WRITTEN PROBLEM
Quote the entries in full, character for character, without their images.

========================

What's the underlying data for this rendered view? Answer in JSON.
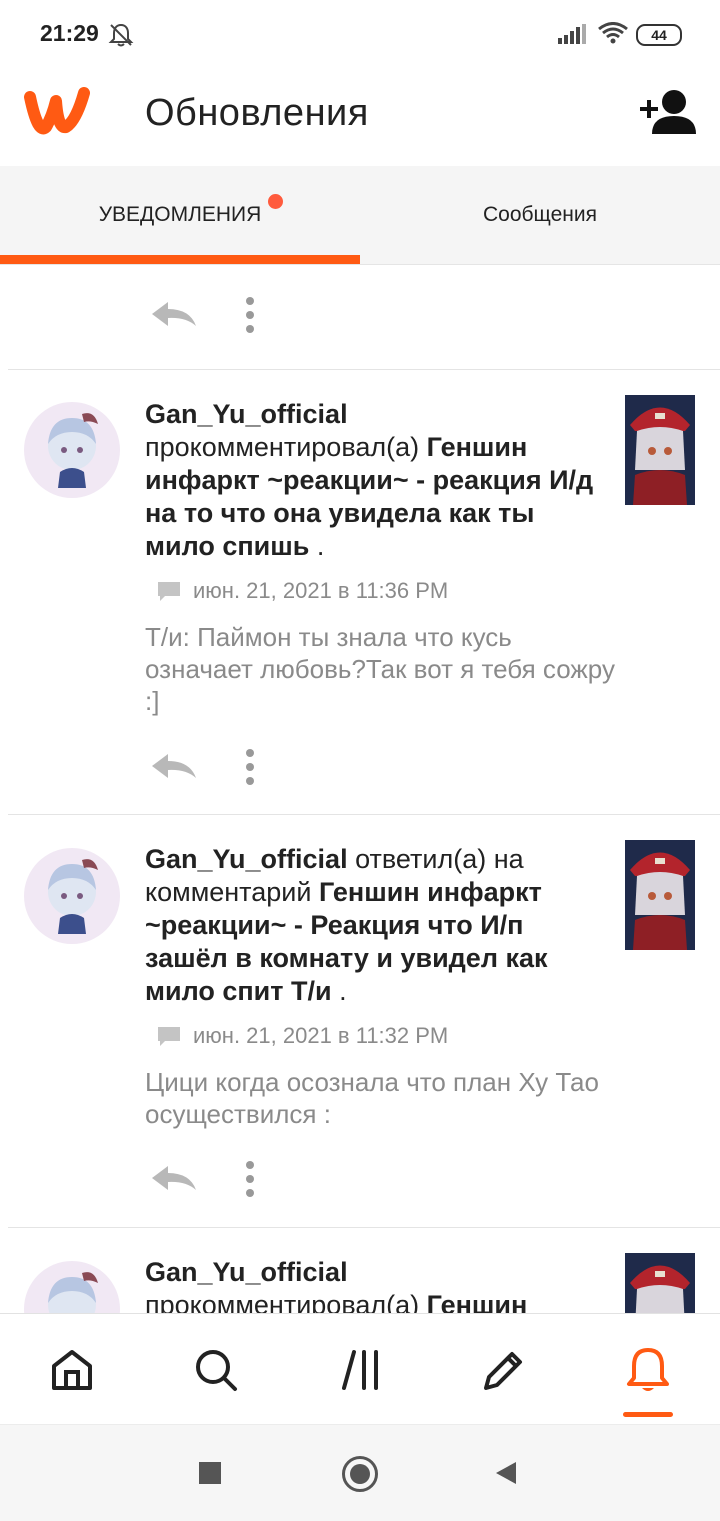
{
  "status_bar": {
    "time": "21:29",
    "battery": "44"
  },
  "app_bar": {
    "title": "Обновления"
  },
  "tabs": [
    {
      "label": "УВЕДОМЛЕНИЯ",
      "active": true,
      "has_dot": true
    },
    {
      "label": "Сообщения",
      "active": false
    }
  ],
  "notifications": [
    {
      "user": "Gan_Yu_official",
      "action": " прокомментировал(а) ",
      "story": "Геншин инфаркт ~реакции~ - реакция И/д на то что она увидела как ты мило спишь",
      "suffix": " .",
      "date": "июн. 21, 2021 в 11:36 PM",
      "quote": "Т/и: Паймон ты знала что кусь означает любовь?Так вот я тебя сожру :]"
    },
    {
      "user": "Gan_Yu_official",
      "action": " ответил(а) на комментарий ",
      "story": "Геншин инфаркт ~реакции~ - Реакция что И/п зашёл в комнату и увидел как мило спит Т/и",
      "suffix": " .",
      "date": "июн. 21, 2021 в 11:32 PM",
      "quote": "Цици когда осознала что план Ху Тао осуществился :"
    },
    {
      "user": "Gan_Yu_official",
      "action": " прокомментировал(а) ",
      "story": "Геншин",
      "suffix": ""
    }
  ],
  "bottom_nav": [
    {
      "icon": "home-icon"
    },
    {
      "icon": "search-icon"
    },
    {
      "icon": "library-icon"
    },
    {
      "icon": "write-icon"
    },
    {
      "icon": "notifications-icon",
      "active": true
    }
  ],
  "colors": {
    "accent": "#ff5a13",
    "tab_dot": "#ff5b3d",
    "muted": "#8a8a8a"
  }
}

========================

ANSWER TO THIS PROBLEM
What's the underlying data for this rendered view? Answer in JSON.
{
  "status_bar": {
    "time": "21:29",
    "battery": "44"
  },
  "app_bar": {
    "title": "Обновления"
  },
  "tabs": [
    {
      "label": "УВЕДОМЛЕНИЯ",
      "active": true,
      "has_dot": true
    },
    {
      "label": "Сообщения",
      "active": false
    }
  ],
  "notifications": [
    {
      "user": "Gan_Yu_official",
      "action": " прокомментировал(а) ",
      "story": "Геншин инфаркт ~реакции~ - реакция И/д на то что она увидела как ты мило спишь",
      "suffix": " .",
      "date": "июн. 21, 2021 в 11:36 PM",
      "quote": "Т/и: Паймон ты знала что кусь означает любовь?Так вот я тебя сожру :]"
    },
    {
      "user": "Gan_Yu_official",
      "action": " ответил(а) на комментарий ",
      "story": "Геншин инфаркт ~реакции~ - Реакция что И/п зашёл в комнату и увидел как мило спит Т/и",
      "suffix": " .",
      "date": "июн. 21, 2021 в 11:32 PM",
      "quote": "Цици когда осознала что план Ху Тао осуществился :"
    },
    {
      "user": "Gan_Yu_official",
      "action": " прокомментировал(а) ",
      "story": "Геншин",
      "suffix": ""
    }
  ],
  "bottom_nav": [
    {
      "icon": "home-icon"
    },
    {
      "icon": "search-icon"
    },
    {
      "icon": "library-icon"
    },
    {
      "icon": "write-icon"
    },
    {
      "icon": "notifications-icon",
      "active": true
    }
  ],
  "colors": {
    "accent": "#ff5a13",
    "tab_dot": "#ff5b3d",
    "muted": "#8a8a8a"
  }
}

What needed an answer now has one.